** start **

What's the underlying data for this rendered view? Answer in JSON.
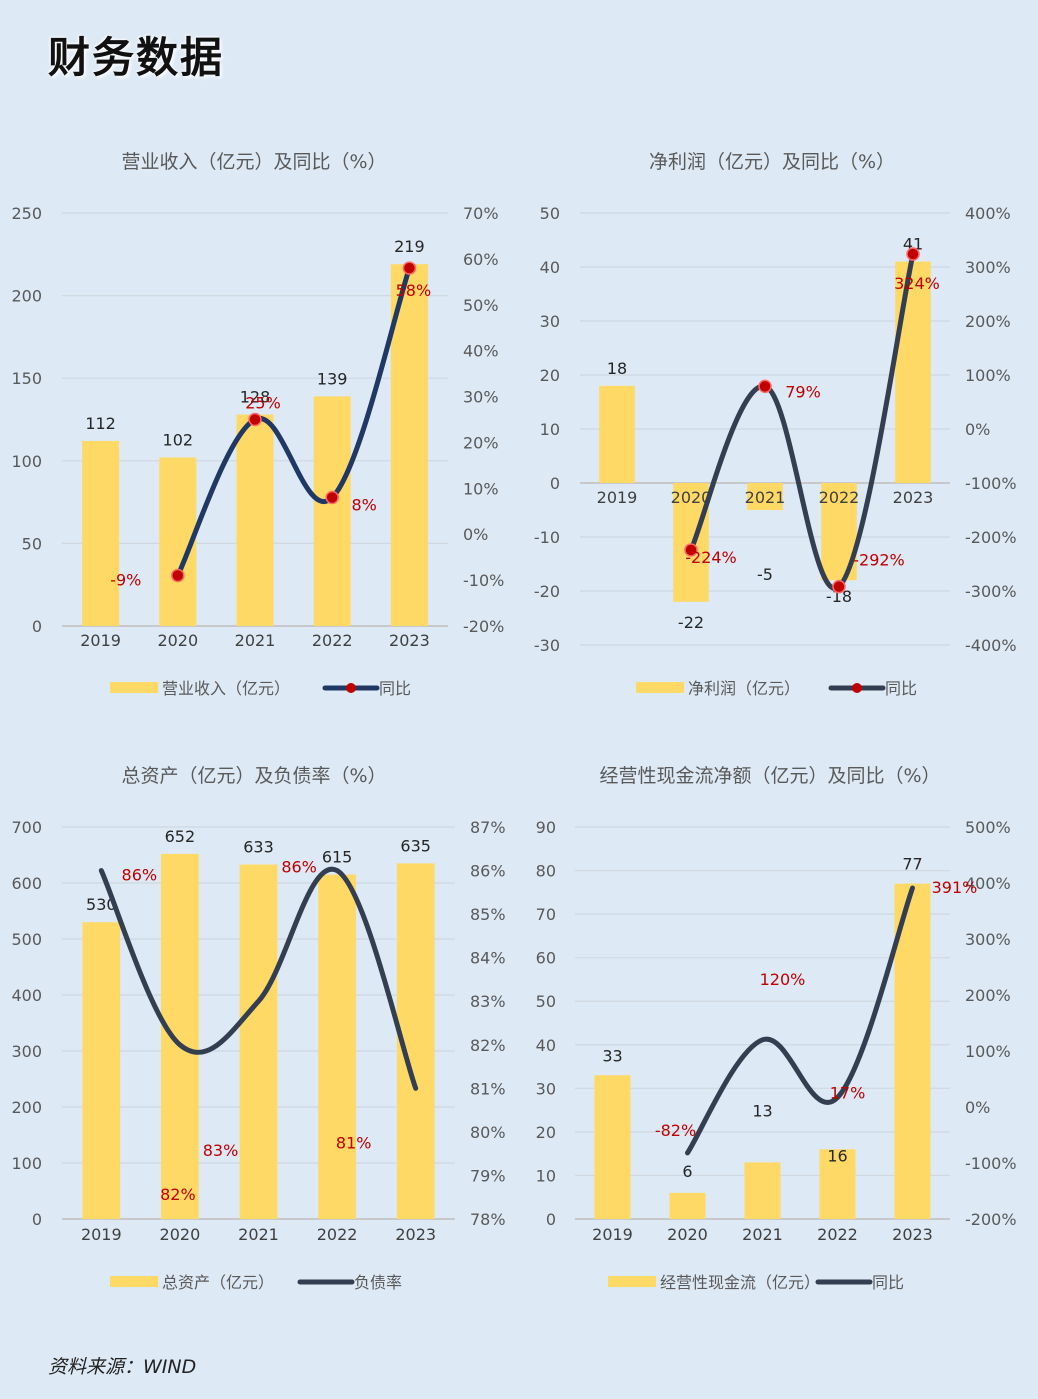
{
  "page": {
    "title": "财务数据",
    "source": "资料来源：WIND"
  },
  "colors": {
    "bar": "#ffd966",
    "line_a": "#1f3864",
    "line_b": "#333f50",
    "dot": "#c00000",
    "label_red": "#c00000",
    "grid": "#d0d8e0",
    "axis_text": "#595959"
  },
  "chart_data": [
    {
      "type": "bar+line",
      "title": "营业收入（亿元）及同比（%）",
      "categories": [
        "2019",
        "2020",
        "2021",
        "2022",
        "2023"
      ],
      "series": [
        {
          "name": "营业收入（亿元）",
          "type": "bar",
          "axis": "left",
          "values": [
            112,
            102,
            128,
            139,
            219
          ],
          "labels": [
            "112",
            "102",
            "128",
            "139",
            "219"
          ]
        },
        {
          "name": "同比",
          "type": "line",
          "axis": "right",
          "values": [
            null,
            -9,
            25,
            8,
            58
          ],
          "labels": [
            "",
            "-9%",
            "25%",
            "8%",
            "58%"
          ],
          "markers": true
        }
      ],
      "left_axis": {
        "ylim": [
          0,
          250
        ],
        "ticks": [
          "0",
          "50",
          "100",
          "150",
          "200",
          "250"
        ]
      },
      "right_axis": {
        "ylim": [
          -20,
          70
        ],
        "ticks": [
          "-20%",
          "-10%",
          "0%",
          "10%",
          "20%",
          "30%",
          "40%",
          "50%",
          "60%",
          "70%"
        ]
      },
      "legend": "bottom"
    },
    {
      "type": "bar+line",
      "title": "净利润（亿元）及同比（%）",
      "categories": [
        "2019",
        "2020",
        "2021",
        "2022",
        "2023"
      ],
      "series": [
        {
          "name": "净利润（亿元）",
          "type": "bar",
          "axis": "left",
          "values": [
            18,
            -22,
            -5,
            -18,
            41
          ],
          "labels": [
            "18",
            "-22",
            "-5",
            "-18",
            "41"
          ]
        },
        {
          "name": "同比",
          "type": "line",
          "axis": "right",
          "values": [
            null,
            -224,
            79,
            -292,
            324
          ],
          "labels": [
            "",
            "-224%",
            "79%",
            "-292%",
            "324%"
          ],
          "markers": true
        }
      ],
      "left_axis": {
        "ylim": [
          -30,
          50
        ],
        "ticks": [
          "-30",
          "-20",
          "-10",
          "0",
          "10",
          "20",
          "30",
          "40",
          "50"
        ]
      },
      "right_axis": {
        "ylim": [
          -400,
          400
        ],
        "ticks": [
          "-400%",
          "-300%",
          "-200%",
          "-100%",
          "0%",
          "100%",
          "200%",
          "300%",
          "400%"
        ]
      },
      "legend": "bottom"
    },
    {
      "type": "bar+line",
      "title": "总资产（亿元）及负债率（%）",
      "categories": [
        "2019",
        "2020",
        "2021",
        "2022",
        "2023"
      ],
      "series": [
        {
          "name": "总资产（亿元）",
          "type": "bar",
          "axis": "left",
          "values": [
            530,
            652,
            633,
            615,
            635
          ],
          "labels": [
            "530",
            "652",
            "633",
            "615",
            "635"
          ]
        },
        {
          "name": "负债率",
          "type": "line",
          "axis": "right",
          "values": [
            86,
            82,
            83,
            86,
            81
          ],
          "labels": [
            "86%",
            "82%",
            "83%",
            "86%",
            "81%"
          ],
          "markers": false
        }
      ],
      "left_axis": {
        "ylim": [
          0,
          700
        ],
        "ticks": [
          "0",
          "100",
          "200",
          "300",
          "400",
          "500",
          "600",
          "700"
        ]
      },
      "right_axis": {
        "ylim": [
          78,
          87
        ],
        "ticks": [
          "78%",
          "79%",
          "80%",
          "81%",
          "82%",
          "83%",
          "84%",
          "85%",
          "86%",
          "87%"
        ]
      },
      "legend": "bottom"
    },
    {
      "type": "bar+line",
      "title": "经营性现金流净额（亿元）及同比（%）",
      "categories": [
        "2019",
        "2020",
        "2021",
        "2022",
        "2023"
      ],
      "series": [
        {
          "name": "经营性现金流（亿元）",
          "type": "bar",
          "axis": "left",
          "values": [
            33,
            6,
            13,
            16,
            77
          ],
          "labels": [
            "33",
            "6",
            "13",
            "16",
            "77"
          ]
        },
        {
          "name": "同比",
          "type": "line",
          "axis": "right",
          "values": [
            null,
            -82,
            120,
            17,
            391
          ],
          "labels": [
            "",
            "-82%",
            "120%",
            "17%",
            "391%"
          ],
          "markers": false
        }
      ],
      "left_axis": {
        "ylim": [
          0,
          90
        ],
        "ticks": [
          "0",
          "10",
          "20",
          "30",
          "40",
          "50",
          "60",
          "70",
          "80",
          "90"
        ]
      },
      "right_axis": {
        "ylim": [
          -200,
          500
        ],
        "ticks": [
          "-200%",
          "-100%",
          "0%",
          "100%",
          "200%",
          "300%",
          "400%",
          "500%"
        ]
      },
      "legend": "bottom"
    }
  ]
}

** end **
** start **

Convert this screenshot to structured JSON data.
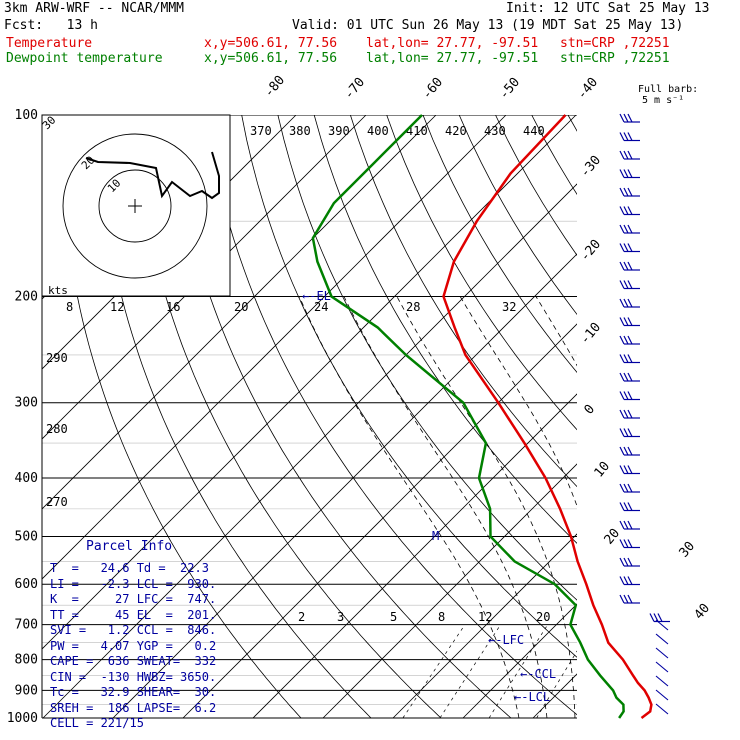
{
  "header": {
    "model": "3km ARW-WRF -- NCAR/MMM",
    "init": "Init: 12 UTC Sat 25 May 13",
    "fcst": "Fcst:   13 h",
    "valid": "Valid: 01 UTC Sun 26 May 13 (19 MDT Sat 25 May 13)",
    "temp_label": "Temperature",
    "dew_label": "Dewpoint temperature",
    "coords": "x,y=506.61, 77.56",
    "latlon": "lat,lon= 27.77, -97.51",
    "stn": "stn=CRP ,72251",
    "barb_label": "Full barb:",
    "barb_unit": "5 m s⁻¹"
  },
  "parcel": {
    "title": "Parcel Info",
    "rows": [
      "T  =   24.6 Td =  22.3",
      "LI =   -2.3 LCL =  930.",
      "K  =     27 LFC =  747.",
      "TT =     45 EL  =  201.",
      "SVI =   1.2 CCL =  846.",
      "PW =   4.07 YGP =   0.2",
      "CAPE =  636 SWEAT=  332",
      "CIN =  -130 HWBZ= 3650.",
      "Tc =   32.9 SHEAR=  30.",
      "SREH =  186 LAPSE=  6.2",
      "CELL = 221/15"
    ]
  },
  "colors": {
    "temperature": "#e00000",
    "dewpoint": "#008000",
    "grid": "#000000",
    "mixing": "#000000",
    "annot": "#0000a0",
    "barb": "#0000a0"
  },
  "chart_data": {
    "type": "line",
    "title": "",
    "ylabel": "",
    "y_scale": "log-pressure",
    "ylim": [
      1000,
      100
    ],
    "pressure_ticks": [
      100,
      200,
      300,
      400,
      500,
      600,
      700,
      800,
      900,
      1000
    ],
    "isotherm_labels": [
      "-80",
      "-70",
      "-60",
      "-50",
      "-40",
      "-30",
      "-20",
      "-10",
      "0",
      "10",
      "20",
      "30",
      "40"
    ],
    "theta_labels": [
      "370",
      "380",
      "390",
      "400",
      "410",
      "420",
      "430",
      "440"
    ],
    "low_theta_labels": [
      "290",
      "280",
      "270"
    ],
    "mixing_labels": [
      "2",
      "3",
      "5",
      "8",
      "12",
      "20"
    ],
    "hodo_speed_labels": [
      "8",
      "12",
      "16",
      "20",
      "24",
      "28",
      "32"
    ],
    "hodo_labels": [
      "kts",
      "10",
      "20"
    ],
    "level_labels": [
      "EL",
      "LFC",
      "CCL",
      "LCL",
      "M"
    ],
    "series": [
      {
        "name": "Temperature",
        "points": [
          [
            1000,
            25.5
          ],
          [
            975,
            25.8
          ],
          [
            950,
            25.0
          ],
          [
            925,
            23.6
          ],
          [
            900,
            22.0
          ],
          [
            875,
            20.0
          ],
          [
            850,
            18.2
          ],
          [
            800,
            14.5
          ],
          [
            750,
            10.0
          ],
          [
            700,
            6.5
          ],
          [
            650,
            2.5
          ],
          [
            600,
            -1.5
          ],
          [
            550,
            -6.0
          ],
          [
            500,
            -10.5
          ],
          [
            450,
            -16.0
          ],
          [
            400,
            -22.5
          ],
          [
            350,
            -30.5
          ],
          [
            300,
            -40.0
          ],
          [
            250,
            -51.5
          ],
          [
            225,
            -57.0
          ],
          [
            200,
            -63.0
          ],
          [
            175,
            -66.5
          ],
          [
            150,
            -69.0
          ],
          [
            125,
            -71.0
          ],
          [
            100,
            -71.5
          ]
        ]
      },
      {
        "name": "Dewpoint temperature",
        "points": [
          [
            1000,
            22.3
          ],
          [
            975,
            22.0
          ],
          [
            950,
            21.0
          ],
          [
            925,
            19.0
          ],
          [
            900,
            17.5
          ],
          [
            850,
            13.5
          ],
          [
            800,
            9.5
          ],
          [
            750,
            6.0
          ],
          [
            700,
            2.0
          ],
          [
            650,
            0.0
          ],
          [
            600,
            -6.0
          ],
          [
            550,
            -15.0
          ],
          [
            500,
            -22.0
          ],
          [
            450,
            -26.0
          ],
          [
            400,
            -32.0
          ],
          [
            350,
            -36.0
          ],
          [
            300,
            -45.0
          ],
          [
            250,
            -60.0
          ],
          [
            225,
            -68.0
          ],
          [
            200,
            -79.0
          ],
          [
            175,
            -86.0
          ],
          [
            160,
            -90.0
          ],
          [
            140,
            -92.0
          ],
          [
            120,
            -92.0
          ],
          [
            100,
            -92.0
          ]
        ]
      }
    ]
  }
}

** end **
** start **

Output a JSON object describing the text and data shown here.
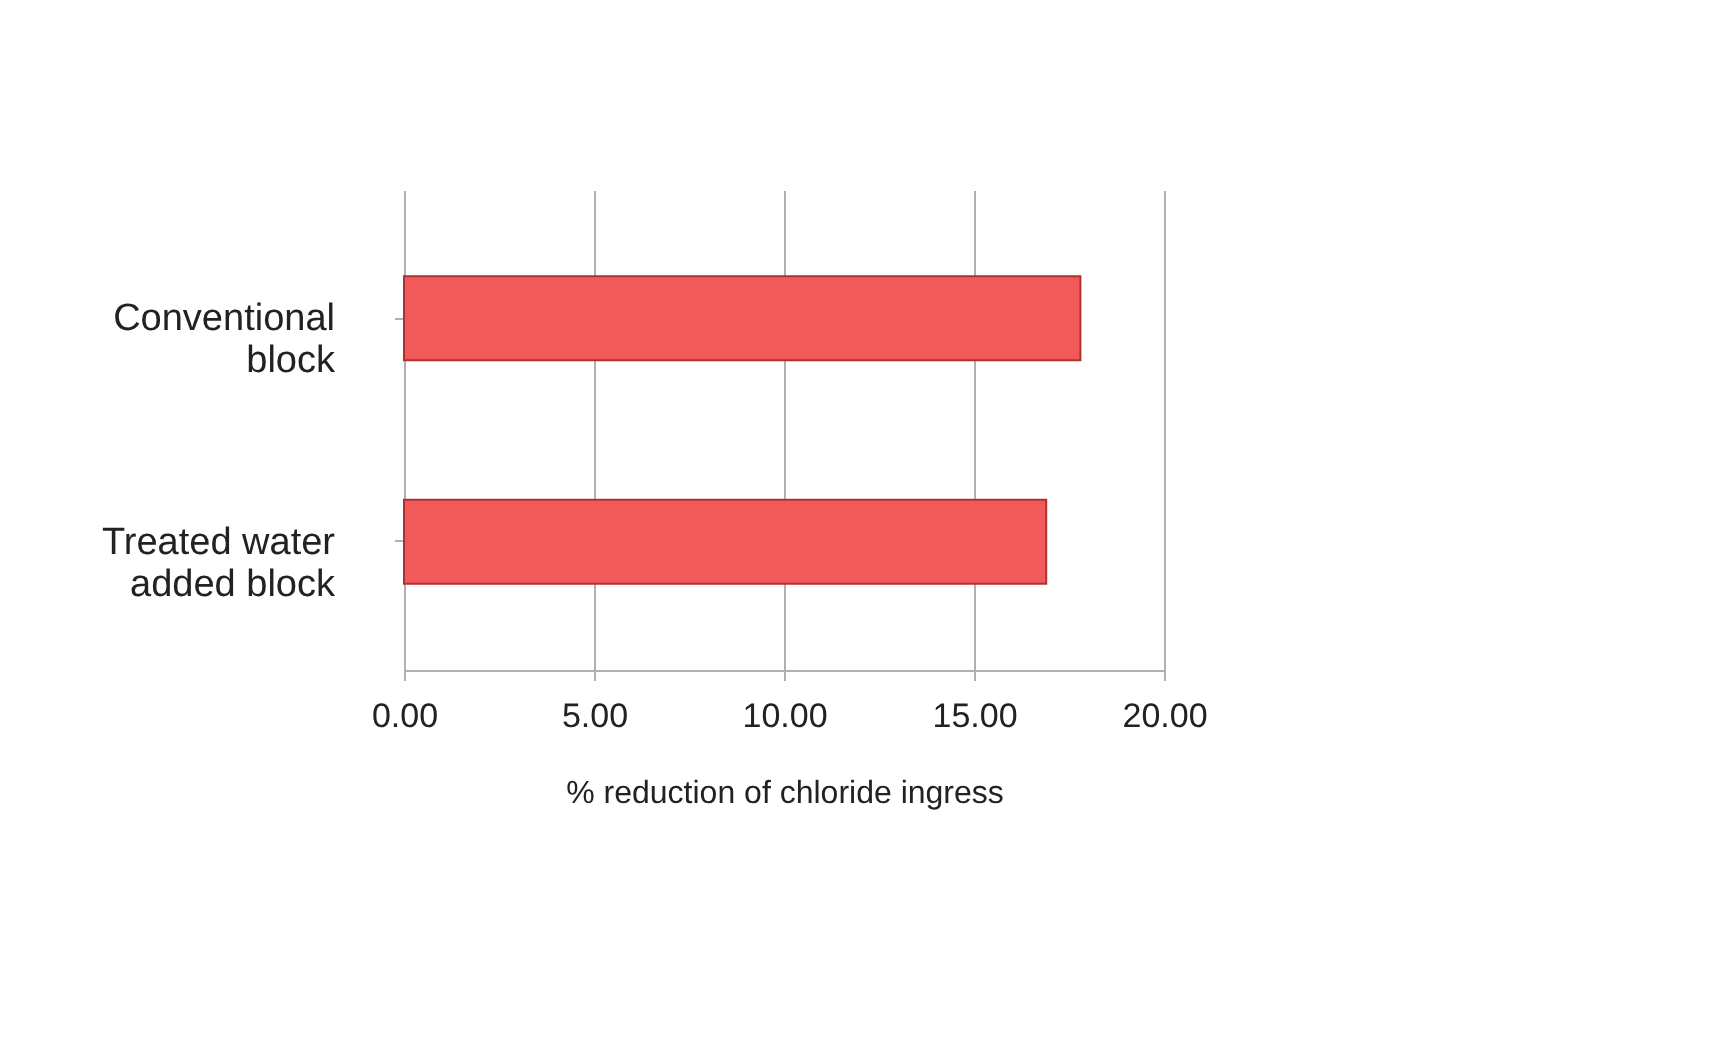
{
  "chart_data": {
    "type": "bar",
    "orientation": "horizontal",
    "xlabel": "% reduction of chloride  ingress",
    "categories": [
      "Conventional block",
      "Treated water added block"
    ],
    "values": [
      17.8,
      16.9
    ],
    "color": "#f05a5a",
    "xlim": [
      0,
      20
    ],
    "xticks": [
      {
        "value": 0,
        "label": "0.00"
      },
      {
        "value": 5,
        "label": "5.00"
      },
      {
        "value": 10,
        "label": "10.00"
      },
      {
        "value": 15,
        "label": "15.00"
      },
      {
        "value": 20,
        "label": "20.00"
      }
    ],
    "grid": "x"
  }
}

** end **

# TASK BRIEF:
Return all lines with the word "title" in them.

# ANSWER:
    "title": "财务数据",
      "title": "营业收入（亿元）及同比（%）",
      "title": "净利润（亿元）及同比（%）",
      "title": "总资产（亿元）及负债率（%）",
      "title": "经营性现金流净额（亿元）及同比（%）",
    "title": "Parcel Info",
    "title": "",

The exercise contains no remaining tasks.